- **REQUIRED WORK**: Reproduce the records below exactly as they appear, omitting any pictures they contain.

-- START --

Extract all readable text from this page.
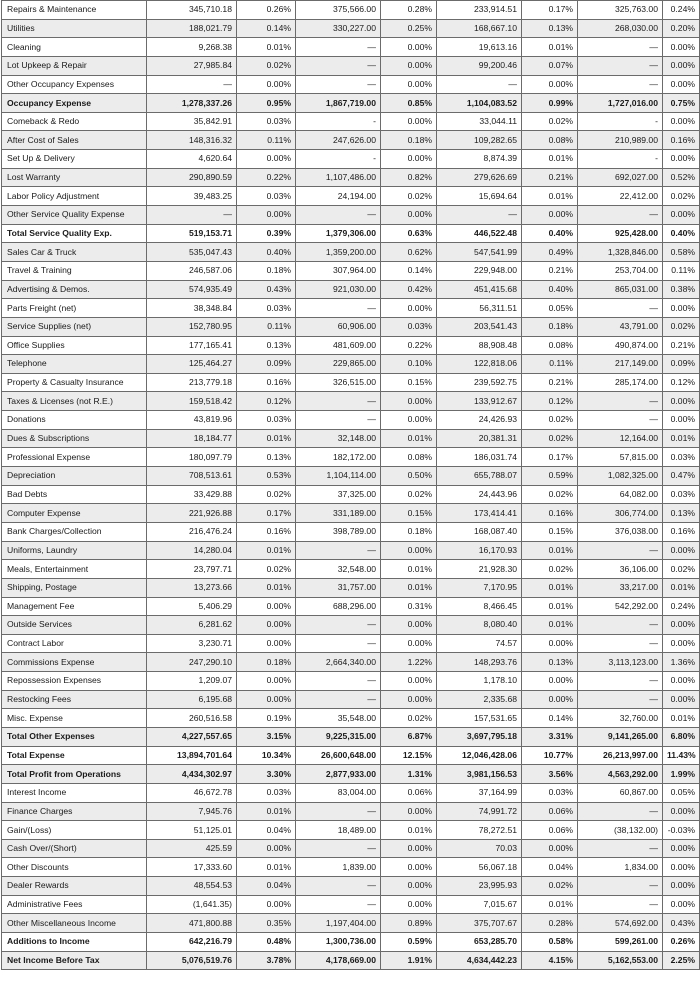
Repairs & Maintenance	345,710.18	0.26%	375,566.00	0.28%	233,914.51	0.17%	325,763.00	0.24%
Utilities	188,021.79	0.14%	330,227.00	0.25%	168,667.10	0.13%	268,030.00	0.20%
Cleaning	9,268.38	0.01%	—	0.00%	19,613.16	0.01%	—	0.00%
Lot Upkeep & Repair	27,985.84	0.02%	—	0.00%	99,200.46	0.07%	—	0.00%
Other Occupancy Expenses	—	0.00%	—	0.00%	—	0.00%	—	0.00%
Occupancy Expense	1,278,337.26	0.95%	1,867,719.00	0.85%	1,104,083.52	0.99%	1,727,016.00	0.75%
Comeback & Redo	35,842.91	0.03%	-	0.00%	33,044.11	0.02%	-	0.00%
After Cost of Sales	148,316.32	0.11%	247,626.00	0.18%	109,282.65	0.08%	210,989.00	0.16%
Set Up & Delivery	4,620.64	0.00%	-	0.00%	8,874.39	0.01%	-	0.00%
Lost Warranty	290,890.59	0.22%	1,107,486.00	0.82%	279,626.69	0.21%	692,027.00	0.52%
Labor Policy Adjustment	39,483.25	0.03%	24,194.00	0.02%	15,694.64	0.01%	22,412.00	0.02%
Other Service Quality Expense	—	0.00%	—	0.00%	—	0.00%	—	0.00%
Total Service Quality Exp.	519,153.71	0.39%	1,379,306.00	0.63%	446,522.48	0.40%	925,428.00	0.40%
Sales Car & Truck	535,047.43	0.40%	1,359,200.00	0.62%	547,541.99	0.49%	1,328,846.00	0.58%
Travel & Training	246,587.06	0.18%	307,964.00	0.14%	229,948.00	0.21%	253,704.00	0.11%
Advertising & Demos.	574,935.49	0.43%	921,030.00	0.42%	451,415.68	0.40%	865,031.00	0.38%
Parts Freight (net)	38,348.84	0.03%	—	0.00%	56,311.51	0.05%	—	0.00%
Service Supplies (net)	152,780.95	0.11%	60,906.00	0.03%	203,541.43	0.18%	43,791.00	0.02%
Office Supplies	177,165.41	0.13%	481,609.00	0.22%	88,908.48	0.08%	490,874.00	0.21%
Telephone	125,464.27	0.09%	229,865.00	0.10%	122,818.06	0.11%	217,149.00	0.09%
Property & Casualty Insurance	213,779.18	0.16%	326,515.00	0.15%	239,592.75	0.21%	285,174.00	0.12%
Taxes & Licenses (not R.E.)	159,518.42	0.12%	—	0.00%	133,912.67	0.12%	—	0.00%
Donations	43,819.96	0.03%	—	0.00%	24,426.93	0.02%	—	0.00%
Dues & Subscriptions	18,184.77	0.01%	32,148.00	0.01%	20,381.31	0.02%	12,164.00	0.01%
Professional Expense	180,097.79	0.13%	182,172.00	0.08%	186,031.74	0.17%	57,815.00	0.03%
Depreciation	708,513.61	0.53%	1,104,114.00	0.50%	655,788.07	0.59%	1,082,325.00	0.47%
Bad Debts	33,429.88	0.02%	37,325.00	0.02%	24,443.96	0.02%	64,082.00	0.03%
Computer Expense	221,926.88	0.17%	331,189.00	0.15%	173,414.41	0.16%	306,774.00	0.13%
Bank Charges/Collection	216,476.24	0.16%	398,789.00	0.18%	168,087.40	0.15%	376,038.00	0.16%
Uniforms, Laundry	14,280.04	0.01%	—	0.00%	16,170.93	0.01%	—	0.00%
Meals, Entertainment	23,797.71	0.02%	32,548.00	0.01%	21,928.30	0.02%	36,106.00	0.02%
Shipping, Postage	13,273.66	0.01%	31,757.00	0.01%	7,170.95	0.01%	33,217.00	0.01%
Management Fee	5,406.29	0.00%	688,296.00	0.31%	8,466.45	0.01%	542,292.00	0.24%
Outside Services	6,281.62	0.00%	—	0.00%	8,080.40	0.01%	—	0.00%
Contract Labor	3,230.71	0.00%	—	0.00%	74.57	0.00%	—	0.00%
Commissions Expense	247,290.10	0.18%	2,664,340.00	1.22%	148,293.76	0.13%	3,113,123.00	1.36%
Repossession Expenses	1,209.07	0.00%	—	0.00%	1,178.10	0.00%	—	0.00%
Restocking Fees	6,195.68	0.00%	—	0.00%	2,335.68	0.00%	—	0.00%
Misc. Expense	260,516.58	0.19%	35,548.00	0.02%	157,531.65	0.14%	32,760.00	0.01%
Total Other Expenses	4,227,557.65	3.15%	9,225,315.00	6.87%	3,697,795.18	3.31%	9,141,265.00	6.80%
Total Expense	13,894,701.64	10.34%	26,600,648.00	12.15%	12,046,428.06	10.77%	26,213,997.00	11.43%
Total Profit from Operations	4,434,302.97	3.30%	2,877,933.00	1.31%	3,981,156.53	3.56%	4,563,292.00	1.99%
Interest Income	46,672.78	0.03%	83,004.00	0.06%	37,164.99	0.03%	60,867.00	0.05%
Finance Charges	7,945.76	0.01%	—	0.00%	74,991.72	0.06%	—	0.00%
Gain/(Loss)	51,125.01	0.04%	18,489.00	0.01%	78,272.51	0.06%	(38,132.00)	-0.03%
Cash Over/(Short)	425.59	0.00%	—	0.00%	70.03	0.00%	—	0.00%
Other Discounts	17,333.60	0.01%	1,839.00	0.00%	56,067.18	0.04%	1,834.00	0.00%
Dealer Rewards	48,554.53	0.04%	—	0.00%	23,995.93	0.02%	—	0.00%
Administrative Fees	(1,641.35)	0.00%	—	0.00%	7,015.67	0.01%	—	0.00%
Other Miscellaneous Income	471,800.88	0.35%	1,197,404.00	0.89%	375,707.67	0.28%	574,692.00	0.43%
Additions to Income	642,216.79	0.48%	1,300,736.00	0.59%	653,285.70	0.58%	599,261.00	0.26%
Net Income Before Tax	5,076,519.76	3.78%	4,178,669.00	1.91%	4,634,442.23	4.15%	5,162,553.00	2.25%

-- END --

- **FULL ANSWER**:
Extract all readable text from this page.
Repairs & Maintenance	345,710.18	0.26%	375,566.00	0.28%	233,914.51	0.17%	325,763.00	0.24%
Utilities	188,021.79	0.14%	330,227.00	0.25%	168,667.10	0.13%	268,030.00	0.20%
Cleaning	9,268.38	0.01%	—	0.00%	19,613.16	0.01%	—	0.00%
Lot Upkeep & Repair	27,985.84	0.02%	—	0.00%	99,200.46	0.07%	—	0.00%
Other Occupancy Expenses	—	0.00%	—	0.00%	—	0.00%	—	0.00%
Occupancy Expense	1,278,337.26	0.95%	1,867,719.00	0.85%	1,104,083.52	0.99%	1,727,016.00	0.75%
Comeback & Redo	35,842.91	0.03%	-	0.00%	33,044.11	0.02%	-	0.00%
After Cost of Sales	148,316.32	0.11%	247,626.00	0.18%	109,282.65	0.08%	210,989.00	0.16%
Set Up & Delivery	4,620.64	0.00%	-	0.00%	8,874.39	0.01%	-	0.00%
Lost Warranty	290,890.59	0.22%	1,107,486.00	0.82%	279,626.69	0.21%	692,027.00	0.52%
Labor Policy Adjustment	39,483.25	0.03%	24,194.00	0.02%	15,694.64	0.01%	22,412.00	0.02%
Other Service Quality Expense	—	0.00%	—	0.00%	—	0.00%	—	0.00%
Total Service Quality Exp.	519,153.71	0.39%	1,379,306.00	0.63%	446,522.48	0.40%	925,428.00	0.40%
Sales Car & Truck	535,047.43	0.40%	1,359,200.00	0.62%	547,541.99	0.49%	1,328,846.00	0.58%
Travel & Training	246,587.06	0.18%	307,964.00	0.14%	229,948.00	0.21%	253,704.00	0.11%
Advertising & Demos.	574,935.49	0.43%	921,030.00	0.42%	451,415.68	0.40%	865,031.00	0.38%
Parts Freight (net)	38,348.84	0.03%	—	0.00%	56,311.51	0.05%	—	0.00%
Service Supplies (net)	152,780.95	0.11%	60,906.00	0.03%	203,541.43	0.18%	43,791.00	0.02%
Office Supplies	177,165.41	0.13%	481,609.00	0.22%	88,908.48	0.08%	490,874.00	0.21%
Telephone	125,464.27	0.09%	229,865.00	0.10%	122,818.06	0.11%	217,149.00	0.09%
Property & Casualty Insurance	213,779.18	0.16%	326,515.00	0.15%	239,592.75	0.21%	285,174.00	0.12%
Taxes & Licenses (not R.E.)	159,518.42	0.12%	—	0.00%	133,912.67	0.12%	—	0.00%
Donations	43,819.96	0.03%	—	0.00%	24,426.93	0.02%	—	0.00%
Dues & Subscriptions	18,184.77	0.01%	32,148.00	0.01%	20,381.31	0.02%	12,164.00	0.01%
Professional Expense	180,097.79	0.13%	182,172.00	0.08%	186,031.74	0.17%	57,815.00	0.03%
Depreciation	708,513.61	0.53%	1,104,114.00	0.50%	655,788.07	0.59%	1,082,325.00	0.47%
Bad Debts	33,429.88	0.02%	37,325.00	0.02%	24,443.96	0.02%	64,082.00	0.03%
Computer Expense	221,926.88	0.17%	331,189.00	0.15%	173,414.41	0.16%	306,774.00	0.13%
Bank Charges/Collection	216,476.24	0.16%	398,789.00	0.18%	168,087.40	0.15%	376,038.00	0.16%
Uniforms, Laundry	14,280.04	0.01%	—	0.00%	16,170.93	0.01%	—	0.00%
Meals, Entertainment	23,797.71	0.02%	32,548.00	0.01%	21,928.30	0.02%	36,106.00	0.02%
Shipping, Postage	13,273.66	0.01%	31,757.00	0.01%	7,170.95	0.01%	33,217.00	0.01%
Management Fee	5,406.29	0.00%	688,296.00	0.31%	8,466.45	0.01%	542,292.00	0.24%
Outside Services	6,281.62	0.00%	—	0.00%	8,080.40	0.01%	—	0.00%
Contract Labor	3,230.71	0.00%	—	0.00%	74.57	0.00%	—	0.00%
Commissions Expense	247,290.10	0.18%	2,664,340.00	1.22%	148,293.76	0.13%	3,113,123.00	1.36%
Repossession Expenses	1,209.07	0.00%	—	0.00%	1,178.10	0.00%	—	0.00%
Restocking Fees	6,195.68	0.00%	—	0.00%	2,335.68	0.00%	—	0.00%
Misc. Expense	260,516.58	0.19%	35,548.00	0.02%	157,531.65	0.14%	32,760.00	0.01%
Total Other Expenses	4,227,557.65	3.15%	9,225,315.00	6.87%	3,697,795.18	3.31%	9,141,265.00	6.80%
Total Expense	13,894,701.64	10.34%	26,600,648.00	12.15%	12,046,428.06	10.77%	26,213,997.00	11.43%
Total Profit from Operations	4,434,302.97	3.30%	2,877,933.00	1.31%	3,981,156.53	3.56%	4,563,292.00	1.99%
Interest Income	46,672.78	0.03%	83,004.00	0.06%	37,164.99	0.03%	60,867.00	0.05%
Finance Charges	7,945.76	0.01%	—	0.00%	74,991.72	0.06%	—	0.00%
Gain/(Loss)	51,125.01	0.04%	18,489.00	0.01%	78,272.51	0.06%	(38,132.00)	-0.03%
Cash Over/(Short)	425.59	0.00%	—	0.00%	70.03	0.00%	—	0.00%
Other Discounts	17,333.60	0.01%	1,839.00	0.00%	56,067.18	0.04%	1,834.00	0.00%
Dealer Rewards	48,554.53	0.04%	—	0.00%	23,995.93	0.02%	—	0.00%
Administrative Fees	(1,641.35)	0.00%	—	0.00%	7,015.67	0.01%	—	0.00%
Other Miscellaneous Income	471,800.88	0.35%	1,197,404.00	0.89%	375,707.67	0.28%	574,692.00	0.43%
Additions to Income	642,216.79	0.48%	1,300,736.00	0.59%	653,285.70	0.58%	599,261.00	0.26%
Net Income Before Tax	5,076,519.76	3.78%	4,178,669.00	1.91%	4,634,442.23	4.15%	5,162,553.00	2.25%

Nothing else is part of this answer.